INSTRUCTIONS TO FOLLOW: All lines in which the word "value" occurs are to be extracted.

DATASET RECORDS:
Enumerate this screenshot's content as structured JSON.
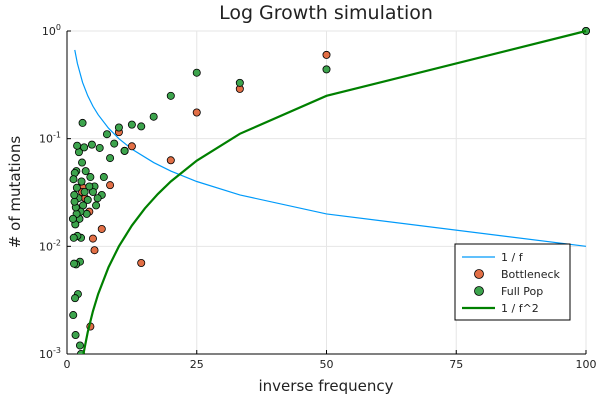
{
  "chart_data": {
    "type": "scatter",
    "title": "Log Growth simulation",
    "xlabel": "inverse frequency",
    "ylabel": "# of mutations",
    "xlim": [
      0,
      100
    ],
    "ylim": [
      0.001,
      1
    ],
    "yscale": "log",
    "x_ticks": [
      0,
      25,
      50,
      75,
      100
    ],
    "y_ticks": [
      {
        "value": 0.001,
        "base": "10",
        "exp": "-3"
      },
      {
        "value": 0.01,
        "base": "10",
        "exp": "-2"
      },
      {
        "value": 0.1,
        "base": "10",
        "exp": "-1"
      },
      {
        "value": 1,
        "base": "10",
        "exp": "0"
      }
    ],
    "grid": true,
    "legend_position": "bottom-right",
    "series": [
      {
        "name": "1 / f",
        "kind": "line",
        "color": "#009AFA",
        "points": [
          [
            1.5,
            0.667
          ],
          [
            2,
            0.5
          ],
          [
            3,
            0.333
          ],
          [
            4,
            0.25
          ],
          [
            5,
            0.2
          ],
          [
            6,
            0.167
          ],
          [
            8,
            0.125
          ],
          [
            10,
            0.1
          ],
          [
            12.5,
            0.08
          ],
          [
            16.7,
            0.06
          ],
          [
            20,
            0.05
          ],
          [
            25,
            0.04
          ],
          [
            33.3,
            0.03
          ],
          [
            50,
            0.02
          ],
          [
            100,
            0.01
          ]
        ]
      },
      {
        "name": "Bottleneck",
        "kind": "scatter",
        "color": "#E26F46",
        "points": [
          [
            100,
            1.0
          ],
          [
            50,
            0.6
          ],
          [
            33.3,
            0.29
          ],
          [
            25,
            0.175
          ],
          [
            20,
            0.063
          ],
          [
            14.3,
            0.007
          ],
          [
            12.5,
            0.085
          ],
          [
            11.1,
            0.077
          ],
          [
            10,
            0.115
          ],
          [
            8.3,
            0.037
          ],
          [
            6.7,
            0.0145
          ],
          [
            5.3,
            0.0092
          ],
          [
            5.0,
            0.0118
          ],
          [
            4.5,
            0.0018
          ],
          [
            4.3,
            0.021
          ],
          [
            3.5,
            0.028
          ],
          [
            3.1,
            0.035
          ],
          [
            2.9,
            0.032
          ]
        ]
      },
      {
        "name": "Full Pop",
        "kind": "scatter",
        "color": "#3DA44D",
        "points": [
          [
            100,
            1.0
          ],
          [
            50,
            0.44
          ],
          [
            33.3,
            0.33
          ],
          [
            25,
            0.41
          ],
          [
            20,
            0.25
          ],
          [
            16.7,
            0.16
          ],
          [
            14.3,
            0.13
          ],
          [
            12.5,
            0.135
          ],
          [
            11.1,
            0.077
          ],
          [
            10,
            0.127
          ],
          [
            9.1,
            0.09
          ],
          [
            8.3,
            0.066
          ],
          [
            7.7,
            0.11
          ],
          [
            7.1,
            0.044
          ],
          [
            6.7,
            0.03
          ],
          [
            6.3,
            0.082
          ],
          [
            5.9,
            0.028
          ],
          [
            5.6,
            0.024
          ],
          [
            5.3,
            0.036
          ],
          [
            5.0,
            0.032
          ],
          [
            4.8,
            0.088
          ],
          [
            4.5,
            0.044
          ],
          [
            4.3,
            0.036
          ],
          [
            4.0,
            0.027
          ],
          [
            3.8,
            0.02
          ],
          [
            3.6,
            0.05
          ],
          [
            3.4,
            0.032
          ],
          [
            3.3,
            0.083
          ],
          [
            3.1,
            0.024
          ],
          [
            3.0,
            0.14
          ],
          [
            2.9,
            0.06
          ],
          [
            2.8,
            0.04
          ],
          [
            2.7,
            0.012
          ],
          [
            2.6,
            0.021
          ],
          [
            2.5,
            0.0072
          ],
          [
            2.4,
            0.018
          ],
          [
            2.3,
            0.075
          ],
          [
            2.2,
            0.028
          ],
          [
            2.1,
            0.0036
          ],
          [
            2.0,
            0.0125
          ],
          [
            1.95,
            0.086
          ],
          [
            1.9,
            0.035
          ],
          [
            1.85,
            0.02
          ],
          [
            1.8,
            0.05
          ],
          [
            1.75,
            0.0068
          ],
          [
            1.7,
            0.023
          ],
          [
            1.65,
            0.0015
          ],
          [
            1.6,
            0.016
          ],
          [
            1.55,
            0.0033
          ],
          [
            1.5,
            0.048
          ],
          [
            1.45,
            0.026
          ],
          [
            1.4,
            0.03
          ],
          [
            1.35,
            0.0069
          ],
          [
            1.3,
            0.012
          ],
          [
            1.25,
            0.042
          ],
          [
            1.2,
            0.0023
          ],
          [
            1.15,
            0.018
          ],
          [
            2.5,
            0.0012
          ],
          [
            2.7,
            0.001
          ]
        ]
      },
      {
        "name": "1 / f^2",
        "kind": "line",
        "color": "#008000",
        "points": [
          [
            3.16,
            0.001
          ],
          [
            4,
            0.0016
          ],
          [
            5,
            0.0025
          ],
          [
            6,
            0.0036
          ],
          [
            8,
            0.0064
          ],
          [
            10,
            0.01
          ],
          [
            12.5,
            0.0156
          ],
          [
            15,
            0.0225
          ],
          [
            17.5,
            0.0306
          ],
          [
            20,
            0.04
          ],
          [
            25,
            0.0625
          ],
          [
            33.3,
            0.111
          ],
          [
            50,
            0.25
          ],
          [
            100,
            1.0
          ]
        ]
      }
    ]
  }
}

RESULT OF THE EXERCISE:
        "value": 0.001,
        "value": 0.01,
        "value": 0.1,
        "value": 1,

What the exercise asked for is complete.